→ **Exercise instructions**: Report every line below that holds the word "title".

# start of Task inputs

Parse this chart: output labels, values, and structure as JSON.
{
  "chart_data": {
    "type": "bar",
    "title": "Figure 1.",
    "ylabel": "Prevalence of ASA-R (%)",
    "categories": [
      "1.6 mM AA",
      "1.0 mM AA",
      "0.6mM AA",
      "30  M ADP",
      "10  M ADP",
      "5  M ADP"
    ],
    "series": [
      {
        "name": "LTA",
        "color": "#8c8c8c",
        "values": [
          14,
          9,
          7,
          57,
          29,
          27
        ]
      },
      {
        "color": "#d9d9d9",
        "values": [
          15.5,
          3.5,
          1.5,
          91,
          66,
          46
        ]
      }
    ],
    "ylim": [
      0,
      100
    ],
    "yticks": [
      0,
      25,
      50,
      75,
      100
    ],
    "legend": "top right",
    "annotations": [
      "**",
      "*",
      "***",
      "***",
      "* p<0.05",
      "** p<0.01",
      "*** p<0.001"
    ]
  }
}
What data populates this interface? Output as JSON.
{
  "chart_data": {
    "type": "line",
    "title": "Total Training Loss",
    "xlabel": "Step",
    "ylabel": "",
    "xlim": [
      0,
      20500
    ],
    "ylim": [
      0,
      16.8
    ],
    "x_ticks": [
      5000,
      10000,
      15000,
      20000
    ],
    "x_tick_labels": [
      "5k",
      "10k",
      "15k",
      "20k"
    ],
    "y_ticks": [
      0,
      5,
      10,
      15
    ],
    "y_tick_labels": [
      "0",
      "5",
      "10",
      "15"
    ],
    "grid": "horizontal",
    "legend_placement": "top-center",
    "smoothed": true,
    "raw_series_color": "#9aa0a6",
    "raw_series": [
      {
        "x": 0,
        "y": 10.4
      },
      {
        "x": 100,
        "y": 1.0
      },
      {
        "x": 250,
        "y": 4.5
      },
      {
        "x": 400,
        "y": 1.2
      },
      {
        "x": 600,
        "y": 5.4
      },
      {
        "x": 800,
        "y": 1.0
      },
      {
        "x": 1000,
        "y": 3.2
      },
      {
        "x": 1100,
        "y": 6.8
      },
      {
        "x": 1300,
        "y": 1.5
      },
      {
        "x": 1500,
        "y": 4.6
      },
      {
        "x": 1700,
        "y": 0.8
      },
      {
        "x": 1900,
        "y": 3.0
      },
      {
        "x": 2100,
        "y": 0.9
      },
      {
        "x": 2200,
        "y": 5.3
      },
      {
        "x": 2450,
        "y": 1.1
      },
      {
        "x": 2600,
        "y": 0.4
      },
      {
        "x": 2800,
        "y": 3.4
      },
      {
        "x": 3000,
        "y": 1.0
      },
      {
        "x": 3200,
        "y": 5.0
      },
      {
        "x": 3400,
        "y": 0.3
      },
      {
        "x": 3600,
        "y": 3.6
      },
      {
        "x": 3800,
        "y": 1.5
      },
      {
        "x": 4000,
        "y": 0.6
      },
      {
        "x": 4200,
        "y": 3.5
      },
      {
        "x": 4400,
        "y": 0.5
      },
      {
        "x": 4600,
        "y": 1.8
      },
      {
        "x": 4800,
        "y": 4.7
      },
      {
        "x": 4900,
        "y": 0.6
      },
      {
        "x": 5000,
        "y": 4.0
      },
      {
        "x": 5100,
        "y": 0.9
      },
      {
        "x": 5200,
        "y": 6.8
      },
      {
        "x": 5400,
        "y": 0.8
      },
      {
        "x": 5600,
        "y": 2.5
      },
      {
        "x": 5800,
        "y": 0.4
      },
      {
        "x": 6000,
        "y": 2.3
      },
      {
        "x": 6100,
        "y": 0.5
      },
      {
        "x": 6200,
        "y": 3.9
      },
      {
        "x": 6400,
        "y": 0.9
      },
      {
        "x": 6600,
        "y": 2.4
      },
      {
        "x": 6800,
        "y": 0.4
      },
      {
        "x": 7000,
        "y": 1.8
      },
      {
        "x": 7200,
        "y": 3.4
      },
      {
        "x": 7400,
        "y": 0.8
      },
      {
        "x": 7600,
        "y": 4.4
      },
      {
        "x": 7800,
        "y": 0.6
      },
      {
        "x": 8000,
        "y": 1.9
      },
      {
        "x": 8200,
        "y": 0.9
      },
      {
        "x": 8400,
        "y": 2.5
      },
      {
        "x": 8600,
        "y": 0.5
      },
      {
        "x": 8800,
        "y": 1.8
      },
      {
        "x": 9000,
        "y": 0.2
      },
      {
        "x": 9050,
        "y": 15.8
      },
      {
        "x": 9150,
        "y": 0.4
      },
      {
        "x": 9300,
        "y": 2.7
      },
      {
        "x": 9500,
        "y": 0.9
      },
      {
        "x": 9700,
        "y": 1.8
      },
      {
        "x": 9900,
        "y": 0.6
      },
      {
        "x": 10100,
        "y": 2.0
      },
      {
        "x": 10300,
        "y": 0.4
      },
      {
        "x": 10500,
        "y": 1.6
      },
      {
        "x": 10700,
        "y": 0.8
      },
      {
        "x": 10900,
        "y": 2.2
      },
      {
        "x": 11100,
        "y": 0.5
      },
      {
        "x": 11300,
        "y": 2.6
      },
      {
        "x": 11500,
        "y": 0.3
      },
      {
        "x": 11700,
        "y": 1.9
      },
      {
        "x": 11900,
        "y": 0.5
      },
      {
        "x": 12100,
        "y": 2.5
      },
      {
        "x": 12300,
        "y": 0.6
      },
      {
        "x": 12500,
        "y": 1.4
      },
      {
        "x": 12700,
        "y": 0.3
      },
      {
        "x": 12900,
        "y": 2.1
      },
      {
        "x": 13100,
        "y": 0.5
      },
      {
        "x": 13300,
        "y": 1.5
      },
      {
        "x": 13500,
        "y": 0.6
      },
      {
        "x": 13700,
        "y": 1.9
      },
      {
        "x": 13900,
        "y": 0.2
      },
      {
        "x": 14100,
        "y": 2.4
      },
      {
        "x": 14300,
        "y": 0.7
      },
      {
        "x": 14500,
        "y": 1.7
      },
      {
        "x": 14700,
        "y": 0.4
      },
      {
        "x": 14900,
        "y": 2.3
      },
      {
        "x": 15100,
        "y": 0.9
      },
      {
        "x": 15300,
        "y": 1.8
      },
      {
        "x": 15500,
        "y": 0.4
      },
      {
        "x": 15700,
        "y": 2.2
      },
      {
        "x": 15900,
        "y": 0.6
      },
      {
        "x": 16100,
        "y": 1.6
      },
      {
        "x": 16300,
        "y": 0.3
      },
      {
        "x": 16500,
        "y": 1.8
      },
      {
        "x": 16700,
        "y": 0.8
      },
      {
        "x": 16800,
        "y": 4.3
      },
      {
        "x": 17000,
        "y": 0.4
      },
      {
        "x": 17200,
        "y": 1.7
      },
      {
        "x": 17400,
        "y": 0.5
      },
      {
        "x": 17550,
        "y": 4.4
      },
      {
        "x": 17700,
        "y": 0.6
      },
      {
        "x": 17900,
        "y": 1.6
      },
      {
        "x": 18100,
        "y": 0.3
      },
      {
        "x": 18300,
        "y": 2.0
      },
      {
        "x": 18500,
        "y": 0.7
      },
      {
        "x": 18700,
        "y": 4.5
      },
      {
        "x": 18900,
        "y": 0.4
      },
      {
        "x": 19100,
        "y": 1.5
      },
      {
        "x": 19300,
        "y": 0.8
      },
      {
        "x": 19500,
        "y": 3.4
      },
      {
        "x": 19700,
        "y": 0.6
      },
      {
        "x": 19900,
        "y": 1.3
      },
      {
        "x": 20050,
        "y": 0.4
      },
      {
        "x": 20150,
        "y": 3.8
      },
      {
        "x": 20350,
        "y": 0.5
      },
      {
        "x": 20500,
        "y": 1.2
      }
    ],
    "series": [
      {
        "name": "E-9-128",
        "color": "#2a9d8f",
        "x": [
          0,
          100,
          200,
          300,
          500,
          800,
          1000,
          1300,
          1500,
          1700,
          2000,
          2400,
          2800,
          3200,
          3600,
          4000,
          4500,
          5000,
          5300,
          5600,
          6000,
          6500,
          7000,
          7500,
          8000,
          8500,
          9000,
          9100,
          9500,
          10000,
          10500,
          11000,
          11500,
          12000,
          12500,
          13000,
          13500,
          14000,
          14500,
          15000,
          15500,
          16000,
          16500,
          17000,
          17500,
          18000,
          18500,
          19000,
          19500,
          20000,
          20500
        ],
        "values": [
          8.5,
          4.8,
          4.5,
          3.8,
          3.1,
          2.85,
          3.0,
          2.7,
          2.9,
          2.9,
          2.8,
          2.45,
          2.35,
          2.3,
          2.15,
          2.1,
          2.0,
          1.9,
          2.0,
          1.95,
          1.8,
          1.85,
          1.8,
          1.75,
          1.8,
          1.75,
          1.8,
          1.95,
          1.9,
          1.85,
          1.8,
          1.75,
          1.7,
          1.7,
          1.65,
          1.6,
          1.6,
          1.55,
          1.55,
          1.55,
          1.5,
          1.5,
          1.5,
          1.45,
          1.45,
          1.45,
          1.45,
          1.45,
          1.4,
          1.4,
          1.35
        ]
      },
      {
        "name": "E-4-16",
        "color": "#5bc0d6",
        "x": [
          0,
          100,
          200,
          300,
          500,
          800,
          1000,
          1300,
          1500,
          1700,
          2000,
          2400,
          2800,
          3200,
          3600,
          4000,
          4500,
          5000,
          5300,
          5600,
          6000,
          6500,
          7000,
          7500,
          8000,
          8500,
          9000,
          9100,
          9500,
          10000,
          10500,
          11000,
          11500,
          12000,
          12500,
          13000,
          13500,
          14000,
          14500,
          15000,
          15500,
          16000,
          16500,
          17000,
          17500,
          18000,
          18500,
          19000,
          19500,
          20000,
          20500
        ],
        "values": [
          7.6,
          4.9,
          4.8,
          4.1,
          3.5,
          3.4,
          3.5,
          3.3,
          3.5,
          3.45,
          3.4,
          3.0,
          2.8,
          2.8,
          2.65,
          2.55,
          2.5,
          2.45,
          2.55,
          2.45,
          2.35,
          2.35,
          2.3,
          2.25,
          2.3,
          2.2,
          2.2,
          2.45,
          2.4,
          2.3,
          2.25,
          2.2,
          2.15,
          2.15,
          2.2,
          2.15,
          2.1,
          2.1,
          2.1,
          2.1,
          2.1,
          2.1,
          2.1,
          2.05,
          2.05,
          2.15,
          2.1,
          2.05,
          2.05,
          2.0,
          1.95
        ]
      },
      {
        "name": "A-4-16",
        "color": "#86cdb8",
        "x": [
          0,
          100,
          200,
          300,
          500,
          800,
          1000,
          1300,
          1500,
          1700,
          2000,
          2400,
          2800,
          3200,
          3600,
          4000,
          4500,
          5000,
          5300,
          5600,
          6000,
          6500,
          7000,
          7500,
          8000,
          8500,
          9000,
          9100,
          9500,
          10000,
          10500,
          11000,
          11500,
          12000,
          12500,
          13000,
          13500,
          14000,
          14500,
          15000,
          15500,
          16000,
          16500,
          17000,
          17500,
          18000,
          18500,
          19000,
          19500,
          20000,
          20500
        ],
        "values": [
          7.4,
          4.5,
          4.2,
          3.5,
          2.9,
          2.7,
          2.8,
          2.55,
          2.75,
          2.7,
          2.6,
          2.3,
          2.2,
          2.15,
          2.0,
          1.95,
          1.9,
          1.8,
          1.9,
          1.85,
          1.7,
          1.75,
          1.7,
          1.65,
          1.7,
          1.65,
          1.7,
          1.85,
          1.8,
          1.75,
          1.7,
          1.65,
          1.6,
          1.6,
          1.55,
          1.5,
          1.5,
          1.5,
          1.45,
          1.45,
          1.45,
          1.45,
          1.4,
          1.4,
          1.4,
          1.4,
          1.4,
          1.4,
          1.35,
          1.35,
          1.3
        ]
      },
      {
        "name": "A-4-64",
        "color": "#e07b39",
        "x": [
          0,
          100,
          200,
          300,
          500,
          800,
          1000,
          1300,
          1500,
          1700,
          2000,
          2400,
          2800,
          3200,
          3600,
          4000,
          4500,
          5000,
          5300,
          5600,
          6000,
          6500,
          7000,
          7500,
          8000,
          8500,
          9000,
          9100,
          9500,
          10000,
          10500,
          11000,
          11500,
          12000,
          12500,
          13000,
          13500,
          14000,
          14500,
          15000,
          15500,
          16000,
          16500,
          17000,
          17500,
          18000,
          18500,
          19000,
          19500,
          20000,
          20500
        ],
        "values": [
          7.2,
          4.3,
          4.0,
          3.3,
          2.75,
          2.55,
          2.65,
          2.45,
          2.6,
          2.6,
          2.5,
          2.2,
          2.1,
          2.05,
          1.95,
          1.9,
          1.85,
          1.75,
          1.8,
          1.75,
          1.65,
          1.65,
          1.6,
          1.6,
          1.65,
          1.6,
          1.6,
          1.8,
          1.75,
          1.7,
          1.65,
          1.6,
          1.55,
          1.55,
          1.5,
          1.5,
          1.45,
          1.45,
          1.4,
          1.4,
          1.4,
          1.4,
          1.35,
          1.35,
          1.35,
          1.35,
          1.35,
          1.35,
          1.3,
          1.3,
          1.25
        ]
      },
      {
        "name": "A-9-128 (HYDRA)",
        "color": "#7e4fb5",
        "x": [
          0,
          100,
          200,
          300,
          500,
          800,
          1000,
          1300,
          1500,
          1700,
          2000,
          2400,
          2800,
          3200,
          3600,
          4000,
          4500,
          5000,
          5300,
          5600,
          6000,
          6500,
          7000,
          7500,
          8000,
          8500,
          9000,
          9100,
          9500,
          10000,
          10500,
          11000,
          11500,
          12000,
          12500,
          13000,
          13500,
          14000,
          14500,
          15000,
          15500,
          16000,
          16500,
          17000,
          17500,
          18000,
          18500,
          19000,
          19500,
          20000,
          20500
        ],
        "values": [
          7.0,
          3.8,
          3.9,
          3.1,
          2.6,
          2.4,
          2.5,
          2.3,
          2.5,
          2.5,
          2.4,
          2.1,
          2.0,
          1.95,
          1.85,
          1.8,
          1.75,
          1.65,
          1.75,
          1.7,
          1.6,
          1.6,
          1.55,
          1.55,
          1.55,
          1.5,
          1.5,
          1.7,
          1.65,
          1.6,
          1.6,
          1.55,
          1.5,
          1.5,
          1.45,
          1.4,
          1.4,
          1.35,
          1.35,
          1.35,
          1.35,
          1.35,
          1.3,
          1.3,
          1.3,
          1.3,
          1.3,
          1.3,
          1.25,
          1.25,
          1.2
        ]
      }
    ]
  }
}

# end of Task inputs

→ **Solution for this task**:
    "title": "Figure 1.",
    "title": "Total Training Loss",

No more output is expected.